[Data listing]
* Start *

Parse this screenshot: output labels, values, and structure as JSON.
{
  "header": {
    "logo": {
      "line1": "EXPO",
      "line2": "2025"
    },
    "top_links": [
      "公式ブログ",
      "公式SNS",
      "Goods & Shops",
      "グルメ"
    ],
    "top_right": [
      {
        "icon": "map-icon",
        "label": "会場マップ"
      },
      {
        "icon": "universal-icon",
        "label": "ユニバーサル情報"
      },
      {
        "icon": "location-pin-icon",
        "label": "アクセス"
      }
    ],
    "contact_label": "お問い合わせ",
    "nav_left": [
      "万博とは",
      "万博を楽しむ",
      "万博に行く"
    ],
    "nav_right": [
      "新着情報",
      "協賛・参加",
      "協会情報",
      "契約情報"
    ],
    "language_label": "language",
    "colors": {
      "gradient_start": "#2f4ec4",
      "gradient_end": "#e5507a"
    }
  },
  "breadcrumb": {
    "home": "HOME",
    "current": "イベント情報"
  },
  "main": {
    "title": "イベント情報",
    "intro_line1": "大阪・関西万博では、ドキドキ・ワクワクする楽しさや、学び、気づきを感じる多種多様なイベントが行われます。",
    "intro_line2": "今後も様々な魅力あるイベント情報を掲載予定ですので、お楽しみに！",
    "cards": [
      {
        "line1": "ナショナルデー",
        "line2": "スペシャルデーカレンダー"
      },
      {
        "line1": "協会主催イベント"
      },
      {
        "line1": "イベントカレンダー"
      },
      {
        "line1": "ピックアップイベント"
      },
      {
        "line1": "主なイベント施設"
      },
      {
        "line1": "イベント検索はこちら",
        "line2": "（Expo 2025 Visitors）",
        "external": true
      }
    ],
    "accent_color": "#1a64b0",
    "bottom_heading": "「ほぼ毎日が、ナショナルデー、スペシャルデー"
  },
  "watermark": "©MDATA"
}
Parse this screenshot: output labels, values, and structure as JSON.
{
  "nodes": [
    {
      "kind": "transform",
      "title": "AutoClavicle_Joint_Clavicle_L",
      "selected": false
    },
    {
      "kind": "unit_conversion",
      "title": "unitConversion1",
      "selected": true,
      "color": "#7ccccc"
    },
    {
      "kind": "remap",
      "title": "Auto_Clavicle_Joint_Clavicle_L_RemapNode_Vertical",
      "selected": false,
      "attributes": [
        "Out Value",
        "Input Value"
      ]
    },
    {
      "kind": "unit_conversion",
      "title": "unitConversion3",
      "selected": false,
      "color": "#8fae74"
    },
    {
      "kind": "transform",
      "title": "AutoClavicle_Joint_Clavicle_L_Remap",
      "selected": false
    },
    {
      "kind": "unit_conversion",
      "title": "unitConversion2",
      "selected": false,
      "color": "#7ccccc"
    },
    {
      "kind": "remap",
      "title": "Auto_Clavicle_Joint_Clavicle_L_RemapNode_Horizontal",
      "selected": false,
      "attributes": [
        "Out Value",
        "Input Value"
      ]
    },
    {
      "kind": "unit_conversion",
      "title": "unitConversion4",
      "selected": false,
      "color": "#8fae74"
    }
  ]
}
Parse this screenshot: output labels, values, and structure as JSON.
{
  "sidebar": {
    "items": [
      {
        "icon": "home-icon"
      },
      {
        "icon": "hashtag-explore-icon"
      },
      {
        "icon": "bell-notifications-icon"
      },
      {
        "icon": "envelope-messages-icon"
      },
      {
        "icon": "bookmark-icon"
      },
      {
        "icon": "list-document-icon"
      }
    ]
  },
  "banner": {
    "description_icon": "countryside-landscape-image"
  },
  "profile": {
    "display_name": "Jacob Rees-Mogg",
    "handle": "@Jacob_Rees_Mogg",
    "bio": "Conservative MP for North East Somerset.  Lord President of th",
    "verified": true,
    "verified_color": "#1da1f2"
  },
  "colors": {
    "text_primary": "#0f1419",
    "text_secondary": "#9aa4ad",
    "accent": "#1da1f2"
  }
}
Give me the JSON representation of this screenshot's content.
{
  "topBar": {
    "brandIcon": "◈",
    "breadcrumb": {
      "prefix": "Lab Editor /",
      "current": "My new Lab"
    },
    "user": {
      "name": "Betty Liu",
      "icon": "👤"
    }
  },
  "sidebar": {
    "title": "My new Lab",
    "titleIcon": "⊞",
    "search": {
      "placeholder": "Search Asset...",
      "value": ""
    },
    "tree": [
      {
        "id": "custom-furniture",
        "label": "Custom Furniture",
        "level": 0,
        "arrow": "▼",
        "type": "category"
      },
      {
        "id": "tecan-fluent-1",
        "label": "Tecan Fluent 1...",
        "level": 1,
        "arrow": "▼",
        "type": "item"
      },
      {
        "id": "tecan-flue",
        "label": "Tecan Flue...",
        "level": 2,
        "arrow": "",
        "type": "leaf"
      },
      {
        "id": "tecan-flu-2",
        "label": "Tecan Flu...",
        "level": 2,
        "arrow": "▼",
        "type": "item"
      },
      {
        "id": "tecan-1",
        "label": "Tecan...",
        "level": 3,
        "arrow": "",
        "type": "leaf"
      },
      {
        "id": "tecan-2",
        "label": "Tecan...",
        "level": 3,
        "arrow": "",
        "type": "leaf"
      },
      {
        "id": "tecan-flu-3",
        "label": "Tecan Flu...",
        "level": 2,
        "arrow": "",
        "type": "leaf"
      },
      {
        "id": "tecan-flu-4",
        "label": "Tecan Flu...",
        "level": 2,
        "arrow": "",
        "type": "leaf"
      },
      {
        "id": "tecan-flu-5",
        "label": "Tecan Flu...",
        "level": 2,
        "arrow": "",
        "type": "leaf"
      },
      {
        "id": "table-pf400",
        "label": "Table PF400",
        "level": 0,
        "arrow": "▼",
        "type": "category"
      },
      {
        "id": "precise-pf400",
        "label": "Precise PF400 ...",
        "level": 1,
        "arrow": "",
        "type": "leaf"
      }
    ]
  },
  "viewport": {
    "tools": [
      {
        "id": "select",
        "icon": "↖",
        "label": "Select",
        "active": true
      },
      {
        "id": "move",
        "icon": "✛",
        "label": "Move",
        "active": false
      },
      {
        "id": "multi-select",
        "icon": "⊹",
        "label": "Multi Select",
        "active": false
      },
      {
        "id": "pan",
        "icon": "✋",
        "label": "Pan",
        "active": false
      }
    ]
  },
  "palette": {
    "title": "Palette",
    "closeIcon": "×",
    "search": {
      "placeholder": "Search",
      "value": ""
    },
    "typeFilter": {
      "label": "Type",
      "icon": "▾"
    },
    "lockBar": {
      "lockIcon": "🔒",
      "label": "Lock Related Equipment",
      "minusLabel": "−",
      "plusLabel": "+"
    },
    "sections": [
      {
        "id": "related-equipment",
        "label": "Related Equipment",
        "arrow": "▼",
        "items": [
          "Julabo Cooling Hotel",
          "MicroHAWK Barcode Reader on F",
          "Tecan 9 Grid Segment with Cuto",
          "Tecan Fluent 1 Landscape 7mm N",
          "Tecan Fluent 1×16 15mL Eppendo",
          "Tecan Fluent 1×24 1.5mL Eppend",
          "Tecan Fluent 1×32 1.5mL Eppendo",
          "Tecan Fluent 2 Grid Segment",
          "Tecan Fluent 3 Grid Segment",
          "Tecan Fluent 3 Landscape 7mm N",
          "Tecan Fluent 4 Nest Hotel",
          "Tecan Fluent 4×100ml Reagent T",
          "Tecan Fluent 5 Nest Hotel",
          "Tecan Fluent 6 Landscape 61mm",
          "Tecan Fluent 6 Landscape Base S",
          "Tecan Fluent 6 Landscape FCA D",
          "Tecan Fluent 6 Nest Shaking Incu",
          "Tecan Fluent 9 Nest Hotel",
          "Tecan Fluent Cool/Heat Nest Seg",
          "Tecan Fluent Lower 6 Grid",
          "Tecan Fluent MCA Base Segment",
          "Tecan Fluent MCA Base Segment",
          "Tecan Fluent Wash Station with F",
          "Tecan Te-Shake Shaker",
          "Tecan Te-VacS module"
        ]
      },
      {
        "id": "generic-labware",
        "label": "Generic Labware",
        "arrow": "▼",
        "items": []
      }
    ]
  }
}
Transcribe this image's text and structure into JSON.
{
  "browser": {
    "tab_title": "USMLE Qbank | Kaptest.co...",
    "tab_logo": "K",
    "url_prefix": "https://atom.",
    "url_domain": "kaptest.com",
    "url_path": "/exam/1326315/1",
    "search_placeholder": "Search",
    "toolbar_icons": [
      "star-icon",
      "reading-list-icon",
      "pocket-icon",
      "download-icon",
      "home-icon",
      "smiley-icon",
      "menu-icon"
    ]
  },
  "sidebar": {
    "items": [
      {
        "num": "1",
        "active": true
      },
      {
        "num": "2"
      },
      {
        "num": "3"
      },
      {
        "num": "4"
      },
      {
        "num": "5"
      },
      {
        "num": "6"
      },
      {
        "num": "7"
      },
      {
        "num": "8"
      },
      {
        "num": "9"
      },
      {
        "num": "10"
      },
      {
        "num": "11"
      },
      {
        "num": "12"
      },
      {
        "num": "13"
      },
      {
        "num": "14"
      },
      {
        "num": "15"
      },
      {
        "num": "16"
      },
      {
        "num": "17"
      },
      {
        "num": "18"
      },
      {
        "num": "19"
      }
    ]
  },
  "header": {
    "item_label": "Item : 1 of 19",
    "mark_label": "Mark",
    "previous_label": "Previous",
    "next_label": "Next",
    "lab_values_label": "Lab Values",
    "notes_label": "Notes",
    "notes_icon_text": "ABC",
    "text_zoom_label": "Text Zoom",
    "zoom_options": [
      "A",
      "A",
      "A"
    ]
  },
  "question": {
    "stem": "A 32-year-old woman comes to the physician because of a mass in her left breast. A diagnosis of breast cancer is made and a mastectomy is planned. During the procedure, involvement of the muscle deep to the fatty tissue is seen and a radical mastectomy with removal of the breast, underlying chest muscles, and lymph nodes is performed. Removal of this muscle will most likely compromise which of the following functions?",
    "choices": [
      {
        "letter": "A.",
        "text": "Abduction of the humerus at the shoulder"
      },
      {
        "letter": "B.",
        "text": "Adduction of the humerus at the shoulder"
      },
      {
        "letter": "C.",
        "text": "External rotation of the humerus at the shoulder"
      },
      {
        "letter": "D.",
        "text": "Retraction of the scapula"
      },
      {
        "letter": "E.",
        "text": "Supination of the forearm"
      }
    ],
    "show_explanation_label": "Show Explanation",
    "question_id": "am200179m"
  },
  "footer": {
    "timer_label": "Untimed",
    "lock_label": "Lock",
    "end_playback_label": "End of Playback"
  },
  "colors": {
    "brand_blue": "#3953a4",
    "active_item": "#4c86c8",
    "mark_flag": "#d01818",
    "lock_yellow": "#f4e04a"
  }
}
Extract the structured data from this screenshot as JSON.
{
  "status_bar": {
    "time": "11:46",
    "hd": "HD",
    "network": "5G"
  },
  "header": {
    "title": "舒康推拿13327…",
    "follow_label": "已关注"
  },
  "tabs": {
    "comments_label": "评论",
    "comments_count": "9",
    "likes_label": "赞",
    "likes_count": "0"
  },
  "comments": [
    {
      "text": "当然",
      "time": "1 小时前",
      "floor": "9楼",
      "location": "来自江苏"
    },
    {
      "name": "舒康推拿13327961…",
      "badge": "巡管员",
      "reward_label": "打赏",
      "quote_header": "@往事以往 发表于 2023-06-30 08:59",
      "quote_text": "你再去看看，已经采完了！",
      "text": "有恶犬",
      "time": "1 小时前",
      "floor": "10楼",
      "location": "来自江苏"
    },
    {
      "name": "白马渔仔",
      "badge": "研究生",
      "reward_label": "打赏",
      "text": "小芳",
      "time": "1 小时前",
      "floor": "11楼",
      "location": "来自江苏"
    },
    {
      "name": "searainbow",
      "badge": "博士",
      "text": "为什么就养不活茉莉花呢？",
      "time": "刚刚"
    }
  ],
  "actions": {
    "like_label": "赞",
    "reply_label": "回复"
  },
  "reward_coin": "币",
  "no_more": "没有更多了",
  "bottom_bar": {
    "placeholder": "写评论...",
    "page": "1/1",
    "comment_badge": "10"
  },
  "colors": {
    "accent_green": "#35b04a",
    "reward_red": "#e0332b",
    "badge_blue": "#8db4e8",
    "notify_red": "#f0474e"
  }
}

* End *

**Exercise objective**
Report how many lines in the data contain the word "humerus", with no words besides the number.

**Written answer**
3